What you have to do: Look through the listing below and report how many lines contain "data", as a bare number.
───── Information provided
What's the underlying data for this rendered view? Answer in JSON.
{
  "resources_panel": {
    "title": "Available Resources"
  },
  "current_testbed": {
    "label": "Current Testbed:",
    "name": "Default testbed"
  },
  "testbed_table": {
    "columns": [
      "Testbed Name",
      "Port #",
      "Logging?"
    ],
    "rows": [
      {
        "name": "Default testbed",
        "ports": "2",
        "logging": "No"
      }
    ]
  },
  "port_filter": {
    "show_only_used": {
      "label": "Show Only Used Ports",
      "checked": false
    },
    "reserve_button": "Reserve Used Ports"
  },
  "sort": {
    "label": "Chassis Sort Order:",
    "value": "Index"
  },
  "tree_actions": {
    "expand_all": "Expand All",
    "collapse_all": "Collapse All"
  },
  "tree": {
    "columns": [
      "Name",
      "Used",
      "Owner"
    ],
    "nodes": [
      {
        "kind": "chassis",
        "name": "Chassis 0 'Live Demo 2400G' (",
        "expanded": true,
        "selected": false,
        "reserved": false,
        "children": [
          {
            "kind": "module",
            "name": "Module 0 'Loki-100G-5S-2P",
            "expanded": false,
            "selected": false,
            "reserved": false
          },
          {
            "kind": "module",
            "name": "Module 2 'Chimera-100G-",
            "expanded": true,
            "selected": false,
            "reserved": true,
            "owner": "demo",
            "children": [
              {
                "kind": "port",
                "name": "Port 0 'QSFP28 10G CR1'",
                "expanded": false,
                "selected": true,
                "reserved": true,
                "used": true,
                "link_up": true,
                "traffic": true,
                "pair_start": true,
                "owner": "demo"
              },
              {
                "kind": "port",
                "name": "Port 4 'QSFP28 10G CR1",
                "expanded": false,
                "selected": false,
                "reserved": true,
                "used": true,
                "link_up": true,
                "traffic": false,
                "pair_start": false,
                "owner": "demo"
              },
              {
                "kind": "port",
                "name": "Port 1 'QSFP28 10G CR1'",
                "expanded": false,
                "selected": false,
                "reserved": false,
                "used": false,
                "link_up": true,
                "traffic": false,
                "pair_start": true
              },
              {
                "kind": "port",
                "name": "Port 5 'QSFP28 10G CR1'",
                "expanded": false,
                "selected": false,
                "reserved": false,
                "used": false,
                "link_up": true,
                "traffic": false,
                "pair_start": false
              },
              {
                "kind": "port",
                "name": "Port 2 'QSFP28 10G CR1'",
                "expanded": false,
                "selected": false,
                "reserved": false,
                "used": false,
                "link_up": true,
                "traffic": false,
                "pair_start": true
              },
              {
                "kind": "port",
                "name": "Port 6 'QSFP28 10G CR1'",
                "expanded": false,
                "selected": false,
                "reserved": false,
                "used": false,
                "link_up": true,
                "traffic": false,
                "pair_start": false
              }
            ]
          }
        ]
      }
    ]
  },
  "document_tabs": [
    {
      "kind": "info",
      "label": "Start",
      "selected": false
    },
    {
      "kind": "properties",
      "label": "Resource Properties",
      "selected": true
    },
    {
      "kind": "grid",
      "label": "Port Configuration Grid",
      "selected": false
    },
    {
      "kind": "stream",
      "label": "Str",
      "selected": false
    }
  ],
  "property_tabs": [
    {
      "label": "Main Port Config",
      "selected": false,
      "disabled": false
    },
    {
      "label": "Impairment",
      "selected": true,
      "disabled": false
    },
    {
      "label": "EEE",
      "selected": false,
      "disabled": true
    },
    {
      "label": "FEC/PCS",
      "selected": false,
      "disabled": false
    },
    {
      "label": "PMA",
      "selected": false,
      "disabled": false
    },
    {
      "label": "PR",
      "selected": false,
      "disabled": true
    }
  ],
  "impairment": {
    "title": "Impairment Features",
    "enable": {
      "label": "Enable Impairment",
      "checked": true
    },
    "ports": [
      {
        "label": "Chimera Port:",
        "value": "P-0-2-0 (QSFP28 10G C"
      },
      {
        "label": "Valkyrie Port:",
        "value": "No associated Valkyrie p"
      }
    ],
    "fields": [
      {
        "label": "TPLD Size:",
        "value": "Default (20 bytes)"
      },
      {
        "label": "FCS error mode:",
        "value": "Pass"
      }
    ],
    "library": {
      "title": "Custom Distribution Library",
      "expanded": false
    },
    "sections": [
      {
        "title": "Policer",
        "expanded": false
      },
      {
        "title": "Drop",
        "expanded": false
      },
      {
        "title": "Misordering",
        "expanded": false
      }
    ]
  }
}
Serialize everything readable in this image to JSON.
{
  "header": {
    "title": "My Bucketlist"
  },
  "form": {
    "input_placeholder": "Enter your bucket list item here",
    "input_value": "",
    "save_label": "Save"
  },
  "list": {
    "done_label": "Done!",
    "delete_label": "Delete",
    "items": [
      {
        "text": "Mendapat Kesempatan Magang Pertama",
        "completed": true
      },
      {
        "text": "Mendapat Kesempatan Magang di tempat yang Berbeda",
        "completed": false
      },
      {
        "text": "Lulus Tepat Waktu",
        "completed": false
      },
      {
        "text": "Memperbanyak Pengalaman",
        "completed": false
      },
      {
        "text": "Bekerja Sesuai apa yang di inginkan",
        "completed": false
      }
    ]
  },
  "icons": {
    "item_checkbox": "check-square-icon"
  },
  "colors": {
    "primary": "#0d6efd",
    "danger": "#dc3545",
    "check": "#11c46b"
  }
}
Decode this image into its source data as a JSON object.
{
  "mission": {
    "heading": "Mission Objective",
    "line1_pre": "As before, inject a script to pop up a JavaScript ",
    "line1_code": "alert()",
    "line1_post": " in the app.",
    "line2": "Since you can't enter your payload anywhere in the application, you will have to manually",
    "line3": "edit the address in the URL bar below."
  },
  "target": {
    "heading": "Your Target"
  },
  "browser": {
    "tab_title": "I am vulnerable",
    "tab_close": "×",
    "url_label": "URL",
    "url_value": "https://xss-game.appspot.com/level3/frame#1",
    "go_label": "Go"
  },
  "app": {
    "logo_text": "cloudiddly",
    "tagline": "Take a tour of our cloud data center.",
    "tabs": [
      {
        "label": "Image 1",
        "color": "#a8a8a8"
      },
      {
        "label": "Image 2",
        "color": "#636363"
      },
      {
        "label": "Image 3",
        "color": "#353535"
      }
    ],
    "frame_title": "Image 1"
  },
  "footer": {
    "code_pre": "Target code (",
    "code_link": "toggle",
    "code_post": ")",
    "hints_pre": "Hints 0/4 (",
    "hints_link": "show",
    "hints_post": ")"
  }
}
──────────
Full solution: 3